* **EXERCISE TASK**:
Beginning at the line that contains "Output a JSON", transcribe the remaining lines of the listing exactly; include the final line and omit everything before.
----------
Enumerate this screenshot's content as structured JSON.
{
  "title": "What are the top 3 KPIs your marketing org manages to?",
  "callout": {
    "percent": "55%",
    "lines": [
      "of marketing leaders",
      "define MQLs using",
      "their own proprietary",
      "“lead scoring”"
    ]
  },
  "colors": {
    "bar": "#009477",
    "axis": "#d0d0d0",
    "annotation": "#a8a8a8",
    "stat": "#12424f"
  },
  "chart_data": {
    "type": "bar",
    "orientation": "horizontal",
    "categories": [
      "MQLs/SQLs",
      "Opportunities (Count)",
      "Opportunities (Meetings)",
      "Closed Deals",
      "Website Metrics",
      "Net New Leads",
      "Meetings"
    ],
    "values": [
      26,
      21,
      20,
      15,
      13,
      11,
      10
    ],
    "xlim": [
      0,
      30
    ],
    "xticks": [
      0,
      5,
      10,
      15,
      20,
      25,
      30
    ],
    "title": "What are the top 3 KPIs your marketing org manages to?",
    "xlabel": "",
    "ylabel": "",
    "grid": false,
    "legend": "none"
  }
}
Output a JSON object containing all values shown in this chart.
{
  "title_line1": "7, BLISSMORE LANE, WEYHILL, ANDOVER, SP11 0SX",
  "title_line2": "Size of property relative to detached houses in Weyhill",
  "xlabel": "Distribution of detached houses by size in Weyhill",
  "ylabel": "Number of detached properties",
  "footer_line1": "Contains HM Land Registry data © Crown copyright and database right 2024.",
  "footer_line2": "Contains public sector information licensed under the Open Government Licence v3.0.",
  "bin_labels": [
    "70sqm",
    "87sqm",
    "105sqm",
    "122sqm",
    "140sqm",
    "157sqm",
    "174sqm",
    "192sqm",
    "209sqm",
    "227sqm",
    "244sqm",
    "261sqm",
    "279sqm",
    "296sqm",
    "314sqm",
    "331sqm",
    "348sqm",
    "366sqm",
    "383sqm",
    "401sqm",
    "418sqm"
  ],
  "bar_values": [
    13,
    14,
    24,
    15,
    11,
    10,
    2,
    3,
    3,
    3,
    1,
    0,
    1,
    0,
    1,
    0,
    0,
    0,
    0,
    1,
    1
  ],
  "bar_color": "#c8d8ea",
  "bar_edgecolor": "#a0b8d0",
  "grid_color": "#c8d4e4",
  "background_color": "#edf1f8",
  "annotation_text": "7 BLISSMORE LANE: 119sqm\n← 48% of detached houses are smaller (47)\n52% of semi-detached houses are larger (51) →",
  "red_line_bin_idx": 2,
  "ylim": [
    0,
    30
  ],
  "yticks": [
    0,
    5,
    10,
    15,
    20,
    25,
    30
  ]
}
----------
* **RESPONSE TO THIS TASK**:
Output a JSON object containing all values shown in this chart.
{
  "title_line1": "7, BLISSMORE LANE, WEYHILL, ANDOVER, SP11 0SX",
  "title_line2": "Size of property relative to detached houses in Weyhill",
  "xlabel": "Distribution of detached houses by size in Weyhill",
  "ylabel": "Number of detached properties",
  "footer_line1": "Contains HM Land Registry data © Crown copyright and database right 2024.",
  "footer_line2": "Contains public sector information licensed under the Open Government Licence v3.0.",
  "bin_labels": [
    "70sqm",
    "87sqm",
    "105sqm",
    "122sqm",
    "140sqm",
    "157sqm",
    "174sqm",
    "192sqm",
    "209sqm",
    "227sqm",
    "244sqm",
    "261sqm",
    "279sqm",
    "296sqm",
    "314sqm",
    "331sqm",
    "348sqm",
    "366sqm",
    "383sqm",
    "401sqm",
    "418sqm"
  ],
  "bar_values": [
    13,
    14,
    24,
    15,
    11,
    10,
    2,
    3,
    3,
    3,
    1,
    0,
    1,
    0,
    1,
    0,
    0,
    0,
    0,
    1,
    1
  ],
  "bar_color": "#c8d8ea",
  "bar_edgecolor": "#a0b8d0",
  "grid_color": "#c8d4e4",
  "background_color": "#edf1f8",
  "annotation_text": "7 BLISSMORE LANE: 119sqm\n← 48% of detached houses are smaller (47)\n52% of semi-detached houses are larger (51) →",
  "red_line_bin_idx": 2,
  "ylim": [
    0,
    30
  ],
  "yticks": [
    0,
    5,
    10,
    15,
    20,
    25,
    30
  ]
}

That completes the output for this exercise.